[start of Dataset records]

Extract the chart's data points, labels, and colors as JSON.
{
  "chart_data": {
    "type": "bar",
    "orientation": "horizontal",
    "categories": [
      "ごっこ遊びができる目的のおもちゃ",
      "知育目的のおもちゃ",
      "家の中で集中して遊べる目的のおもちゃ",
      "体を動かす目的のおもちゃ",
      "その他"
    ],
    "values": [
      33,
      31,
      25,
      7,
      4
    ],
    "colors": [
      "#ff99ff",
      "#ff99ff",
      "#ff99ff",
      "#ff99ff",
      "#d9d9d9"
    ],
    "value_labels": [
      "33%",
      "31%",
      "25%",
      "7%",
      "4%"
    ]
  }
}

[end of Dataset records]

Reproduce the records above exactly as they appear.

**Completed exercise**:
Extract the chart's data points, labels, and colors as JSON.
{
  "chart_data": {
    "type": "bar",
    "orientation": "horizontal",
    "categories": [
      "ごっこ遊びができる目的のおもちゃ",
      "知育目的のおもちゃ",
      "家の中で集中して遊べる目的のおもちゃ",
      "体を動かす目的のおもちゃ",
      "その他"
    ],
    "values": [
      33,
      31,
      25,
      7,
      4
    ],
    "colors": [
      "#ff99ff",
      "#ff99ff",
      "#ff99ff",
      "#ff99ff",
      "#d9d9d9"
    ],
    "value_labels": [
      "33%",
      "31%",
      "25%",
      "7%",
      "4%"
    ]
  }
}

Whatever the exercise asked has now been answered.